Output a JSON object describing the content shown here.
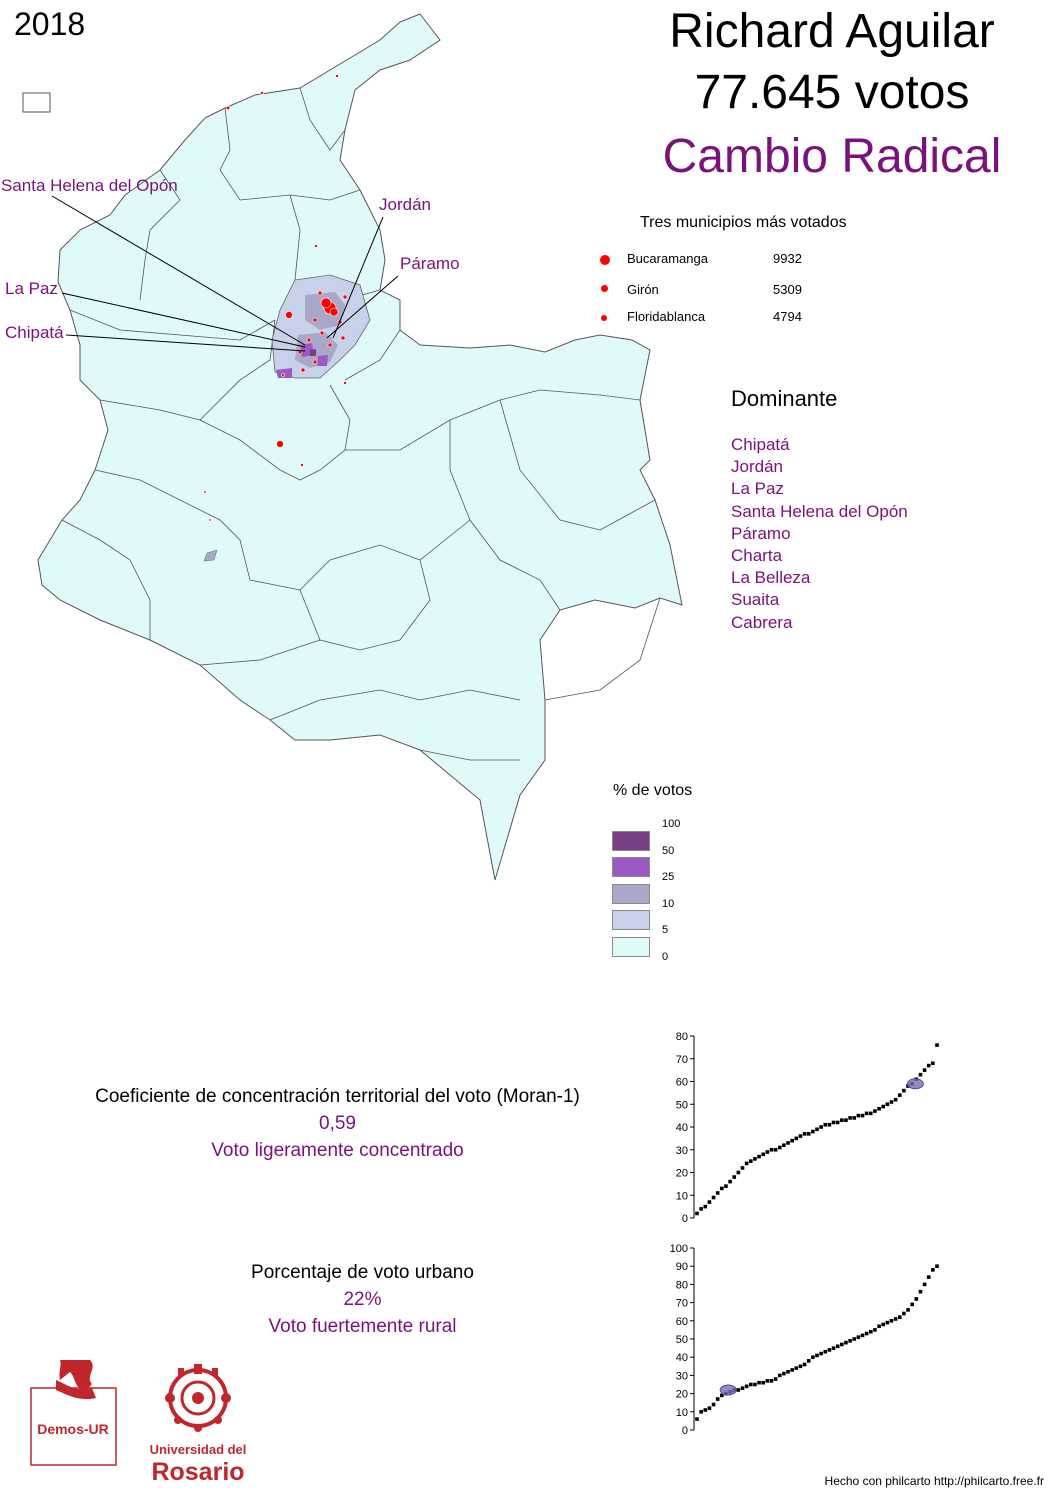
{
  "year": "2018",
  "candidate": {
    "name": "Richard Aguilar",
    "votes": "77.645 votos",
    "party": "Cambio Radical"
  },
  "colors": {
    "party": "#7b117b",
    "land": "#e0fafa",
    "border": "#555555",
    "dots": "#ff0000",
    "class_100": "#7a3e86",
    "class_50": "#9a59c4",
    "class_25": "#a9a8c8",
    "class_10": "#c7d1ea",
    "class_5": "#e0fafa"
  },
  "map_labels": [
    "Santa Helena del Opón",
    "Jordán",
    "Páramo",
    "La Paz",
    "Chipatá"
  ],
  "top_municipalities": {
    "title": "Tres municipios más votados",
    "items": [
      {
        "name": "Bucaramanga",
        "votes": "9932"
      },
      {
        "name": "Girón",
        "votes": "5309"
      },
      {
        "name": "Floridablanca",
        "votes": "4794"
      }
    ]
  },
  "dominant": {
    "title": "Dominante",
    "items": [
      "Chipatá",
      "Jordán",
      "La Paz",
      "Santa Helena del Opón",
      "Páramo",
      "Charta",
      "La Belleza",
      "Suaita",
      "Cabrera"
    ]
  },
  "legend": {
    "title": "% de votos",
    "breaks": [
      "100",
      "50",
      "25",
      "10",
      "5",
      "0"
    ]
  },
  "moran": {
    "title": "Coeficiente de concentración territorial del voto (Moran-1)",
    "value": "0,59",
    "label": "Voto ligeramente concentrado"
  },
  "urban": {
    "title": "Porcentaje de voto urbano",
    "value": "22%",
    "label": "Voto fuertemente rural"
  },
  "chart_data": [
    {
      "type": "scatter",
      "title": "",
      "xlabel": "",
      "ylabel": "",
      "ylim": [
        0,
        80
      ],
      "yticks": [
        0,
        10,
        20,
        30,
        40,
        50,
        60,
        70,
        80
      ],
      "highlight": {
        "rank": 0.91,
        "value": 59
      },
      "values": [
        2,
        4,
        5,
        7,
        9,
        11,
        13,
        14,
        16,
        18,
        20,
        22,
        24,
        25,
        26,
        27,
        28,
        29,
        30,
        30,
        31,
        32,
        33,
        34,
        35,
        36,
        37,
        37,
        38,
        39,
        40,
        41,
        41,
        42,
        42,
        43,
        43,
        44,
        44,
        45,
        45,
        46,
        46,
        47,
        48,
        49,
        50,
        51,
        52,
        54,
        56,
        58,
        59,
        61,
        63,
        65,
        67,
        68,
        76
      ]
    },
    {
      "type": "scatter",
      "title": "",
      "xlabel": "",
      "ylabel": "",
      "ylim": [
        0,
        100
      ],
      "yticks": [
        0,
        10,
        20,
        30,
        40,
        50,
        60,
        70,
        80,
        90,
        100
      ],
      "highlight": {
        "rank": 0.13,
        "value": 22
      },
      "values": [
        6,
        10,
        11,
        12,
        14,
        17,
        19,
        20,
        21,
        22,
        22,
        23,
        24,
        25,
        25,
        26,
        26,
        27,
        27,
        28,
        30,
        31,
        32,
        33,
        34,
        35,
        36,
        38,
        40,
        41,
        42,
        43,
        44,
        45,
        46,
        47,
        48,
        49,
        50,
        51,
        52,
        53,
        54,
        55,
        57,
        58,
        59,
        60,
        61,
        62,
        64,
        66,
        69,
        72,
        76,
        80,
        84,
        88,
        90
      ]
    }
  ],
  "credit": "Hecho con philcarto http://philcarto.free.fr",
  "logos": {
    "demos": "Demos-UR",
    "ur_line1": "Universidad del",
    "ur_line2": "Rosario"
  }
}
------------------------------------------------
* [The exercise]: Repeat the listing in full and exactly. Do not include any images.

* [Task solution]:
Output a JSON object describing the content shown here.
{
  "year": "2018",
  "candidate": {
    "name": "Richard Aguilar",
    "votes": "77.645 votos",
    "party": "Cambio Radical"
  },
  "colors": {
    "party": "#7b117b",
    "land": "#e0fafa",
    "border": "#555555",
    "dots": "#ff0000",
    "class_100": "#7a3e86",
    "class_50": "#9a59c4",
    "class_25": "#a9a8c8",
    "class_10": "#c7d1ea",
    "class_5": "#e0fafa"
  },
  "map_labels": [
    "Santa Helena del Opón",
    "Jordán",
    "Páramo",
    "La Paz",
    "Chipatá"
  ],
  "top_municipalities": {
    "title": "Tres municipios más votados",
    "items": [
      {
        "name": "Bucaramanga",
        "votes": "9932"
      },
      {
        "name": "Girón",
        "votes": "5309"
      },
      {
        "name": "Floridablanca",
        "votes": "4794"
      }
    ]
  },
  "dominant": {
    "title": "Dominante",
    "items": [
      "Chipatá",
      "Jordán",
      "La Paz",
      "Santa Helena del Opón",
      "Páramo",
      "Charta",
      "La Belleza",
      "Suaita",
      "Cabrera"
    ]
  },
  "legend": {
    "title": "% de votos",
    "breaks": [
      "100",
      "50",
      "25",
      "10",
      "5",
      "0"
    ]
  },
  "moran": {
    "title": "Coeficiente de concentración territorial del voto (Moran-1)",
    "value": "0,59",
    "label": "Voto ligeramente concentrado"
  },
  "urban": {
    "title": "Porcentaje de voto urbano",
    "value": "22%",
    "label": "Voto fuertemente rural"
  },
  "chart_data": [
    {
      "type": "scatter",
      "title": "",
      "xlabel": "",
      "ylabel": "",
      "ylim": [
        0,
        80
      ],
      "yticks": [
        0,
        10,
        20,
        30,
        40,
        50,
        60,
        70,
        80
      ],
      "highlight": {
        "rank": 0.91,
        "value": 59
      },
      "values": [
        2,
        4,
        5,
        7,
        9,
        11,
        13,
        14,
        16,
        18,
        20,
        22,
        24,
        25,
        26,
        27,
        28,
        29,
        30,
        30,
        31,
        32,
        33,
        34,
        35,
        36,
        37,
        37,
        38,
        39,
        40,
        41,
        41,
        42,
        42,
        43,
        43,
        44,
        44,
        45,
        45,
        46,
        46,
        47,
        48,
        49,
        50,
        51,
        52,
        54,
        56,
        58,
        59,
        61,
        63,
        65,
        67,
        68,
        76
      ]
    },
    {
      "type": "scatter",
      "title": "",
      "xlabel": "",
      "ylabel": "",
      "ylim": [
        0,
        100
      ],
      "yticks": [
        0,
        10,
        20,
        30,
        40,
        50,
        60,
        70,
        80,
        90,
        100
      ],
      "highlight": {
        "rank": 0.13,
        "value": 22
      },
      "values": [
        6,
        10,
        11,
        12,
        14,
        17,
        19,
        20,
        21,
        22,
        22,
        23,
        24,
        25,
        25,
        26,
        26,
        27,
        27,
        28,
        30,
        31,
        32,
        33,
        34,
        35,
        36,
        38,
        40,
        41,
        42,
        43,
        44,
        45,
        46,
        47,
        48,
        49,
        50,
        51,
        52,
        53,
        54,
        55,
        57,
        58,
        59,
        60,
        61,
        62,
        64,
        66,
        69,
        72,
        76,
        80,
        84,
        88,
        90
      ]
    }
  ],
  "credit": "Hecho con philcarto http://philcarto.free.fr",
  "logos": {
    "demos": "Demos-UR",
    "ur_line1": "Universidad del",
    "ur_line2": "Rosario"
  }
}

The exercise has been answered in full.